■ Instructions to follow
Below is a block of records; repeat all of them exactly.

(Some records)
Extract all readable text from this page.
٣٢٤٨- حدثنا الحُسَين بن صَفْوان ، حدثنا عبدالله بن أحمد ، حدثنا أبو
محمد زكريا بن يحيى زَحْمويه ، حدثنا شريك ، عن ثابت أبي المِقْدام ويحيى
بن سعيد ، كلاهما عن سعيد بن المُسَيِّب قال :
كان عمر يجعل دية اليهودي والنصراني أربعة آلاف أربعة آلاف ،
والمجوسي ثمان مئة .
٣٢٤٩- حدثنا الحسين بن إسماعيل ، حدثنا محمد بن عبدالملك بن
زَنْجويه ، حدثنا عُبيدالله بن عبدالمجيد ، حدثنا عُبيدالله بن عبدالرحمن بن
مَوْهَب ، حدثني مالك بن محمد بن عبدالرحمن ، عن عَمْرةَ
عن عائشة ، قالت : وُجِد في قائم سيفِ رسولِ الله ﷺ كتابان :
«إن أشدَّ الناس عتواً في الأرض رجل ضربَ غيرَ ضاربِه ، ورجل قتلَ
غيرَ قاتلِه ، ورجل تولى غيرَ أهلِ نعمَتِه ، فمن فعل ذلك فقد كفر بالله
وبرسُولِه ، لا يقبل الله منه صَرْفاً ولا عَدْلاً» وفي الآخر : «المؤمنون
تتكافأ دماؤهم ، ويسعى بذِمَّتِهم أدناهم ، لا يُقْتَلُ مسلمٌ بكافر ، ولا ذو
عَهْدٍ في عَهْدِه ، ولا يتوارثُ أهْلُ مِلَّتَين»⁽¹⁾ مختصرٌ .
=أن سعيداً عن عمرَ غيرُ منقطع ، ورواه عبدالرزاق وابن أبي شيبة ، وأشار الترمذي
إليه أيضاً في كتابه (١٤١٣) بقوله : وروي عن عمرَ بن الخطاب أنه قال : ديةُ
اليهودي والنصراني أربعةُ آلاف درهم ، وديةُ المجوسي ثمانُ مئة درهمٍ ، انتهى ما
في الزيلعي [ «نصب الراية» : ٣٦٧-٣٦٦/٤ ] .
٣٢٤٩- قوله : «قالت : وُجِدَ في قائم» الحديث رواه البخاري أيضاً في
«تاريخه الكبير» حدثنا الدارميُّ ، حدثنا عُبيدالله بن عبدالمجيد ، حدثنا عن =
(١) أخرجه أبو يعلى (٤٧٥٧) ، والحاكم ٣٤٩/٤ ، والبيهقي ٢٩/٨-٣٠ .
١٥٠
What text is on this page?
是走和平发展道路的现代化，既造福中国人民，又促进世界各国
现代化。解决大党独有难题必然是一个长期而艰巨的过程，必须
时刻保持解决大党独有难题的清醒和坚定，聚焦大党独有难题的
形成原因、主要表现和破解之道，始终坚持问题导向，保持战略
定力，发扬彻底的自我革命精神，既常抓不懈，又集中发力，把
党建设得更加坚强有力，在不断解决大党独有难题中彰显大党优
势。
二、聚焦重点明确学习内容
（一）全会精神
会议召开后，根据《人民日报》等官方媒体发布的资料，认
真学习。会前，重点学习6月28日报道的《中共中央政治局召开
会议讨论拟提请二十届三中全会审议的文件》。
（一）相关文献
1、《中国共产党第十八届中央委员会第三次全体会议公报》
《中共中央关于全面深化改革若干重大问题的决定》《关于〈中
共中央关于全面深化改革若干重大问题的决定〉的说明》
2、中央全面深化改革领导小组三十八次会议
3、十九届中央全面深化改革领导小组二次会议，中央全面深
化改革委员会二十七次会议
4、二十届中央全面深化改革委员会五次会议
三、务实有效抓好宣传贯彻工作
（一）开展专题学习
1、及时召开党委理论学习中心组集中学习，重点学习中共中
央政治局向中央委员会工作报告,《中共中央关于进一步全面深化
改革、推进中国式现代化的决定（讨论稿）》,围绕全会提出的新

■ Complete output
Extract all readable text from this page.
٣٢٤٨- حدثنا الحُسَين بن صَفْوان ، حدثنا عبدالله بن أحمد ، حدثنا أبو
محمد زكريا بن يحيى زَحْمويه ، حدثنا شريك ، عن ثابت أبي المِقْدام ويحيى
بن سعيد ، كلاهما عن سعيد بن المُسَيِّب قال :
كان عمر يجعل دية اليهودي والنصراني أربعة آلاف أربعة آلاف ،
والمجوسي ثمان مئة .
٣٢٤٩- حدثنا الحسين بن إسماعيل ، حدثنا محمد بن عبدالملك بن
زَنْجويه ، حدثنا عُبيدالله بن عبدالمجيد ، حدثنا عُبيدالله بن عبدالرحمن بن
مَوْهَب ، حدثني مالك بن محمد بن عبدالرحمن ، عن عَمْرةَ
عن عائشة ، قالت : وُجِد في قائم سيفِ رسولِ الله ﷺ كتابان :
«إن أشدَّ الناس عتواً في الأرض رجل ضربَ غيرَ ضاربِه ، ورجل قتلَ
غيرَ قاتلِه ، ورجل تولى غيرَ أهلِ نعمَتِه ، فمن فعل ذلك فقد كفر بالله
وبرسُولِه ، لا يقبل الله منه صَرْفاً ولا عَدْلاً» وفي الآخر : «المؤمنون
تتكافأ دماؤهم ، ويسعى بذِمَّتِهم أدناهم ، لا يُقْتَلُ مسلمٌ بكافر ، ولا ذو
عَهْدٍ في عَهْدِه ، ولا يتوارثُ أهْلُ مِلَّتَين»⁽¹⁾ مختصرٌ .
=أن سعيداً عن عمرَ غيرُ منقطع ، ورواه عبدالرزاق وابن أبي شيبة ، وأشار الترمذي
إليه أيضاً في كتابه (١٤١٣) بقوله : وروي عن عمرَ بن الخطاب أنه قال : ديةُ
اليهودي والنصراني أربعةُ آلاف درهم ، وديةُ المجوسي ثمانُ مئة درهمٍ ، انتهى ما
في الزيلعي [ «نصب الراية» : ٣٦٧-٣٦٦/٤ ] .
٣٢٤٩- قوله : «قالت : وُجِدَ في قائم» الحديث رواه البخاري أيضاً في
«تاريخه الكبير» حدثنا الدارميُّ ، حدثنا عُبيدالله بن عبدالمجيد ، حدثنا عن =
(١) أخرجه أبو يعلى (٤٧٥٧) ، والحاكم ٣٤٩/٤ ، والبيهقي ٢٩/٨-٣٠ .
١٥٠
What text is on this page?
是走和平发展道路的现代化，既造福中国人民，又促进世界各国
现代化。解决大党独有难题必然是一个长期而艰巨的过程，必须
时刻保持解决大党独有难题的清醒和坚定，聚焦大党独有难题的
形成原因、主要表现和破解之道，始终坚持问题导向，保持战略
定力，发扬彻底的自我革命精神，既常抓不懈，又集中发力，把
党建设得更加坚强有力，在不断解决大党独有难题中彰显大党优
势。
二、聚焦重点明确学习内容
（一）全会精神
会议召开后，根据《人民日报》等官方媒体发布的资料，认
真学习。会前，重点学习6月28日报道的《中共中央政治局召开
会议讨论拟提请二十届三中全会审议的文件》。
（一）相关文献
1、《中国共产党第十八届中央委员会第三次全体会议公报》
《中共中央关于全面深化改革若干重大问题的决定》《关于〈中
共中央关于全面深化改革若干重大问题的决定〉的说明》
2、中央全面深化改革领导小组三十八次会议
3、十九届中央全面深化改革领导小组二次会议，中央全面深
化改革委员会二十七次会议
4、二十届中央全面深化改革委员会五次会议
三、务实有效抓好宣传贯彻工作
（一）开展专题学习
1、及时召开党委理论学习中心组集中学习，重点学习中共中
央政治局向中央委员会工作报告,《中共中央关于进一步全面深化
改革、推进中国式现代化的决定（讨论稿）》,围绕全会提出的新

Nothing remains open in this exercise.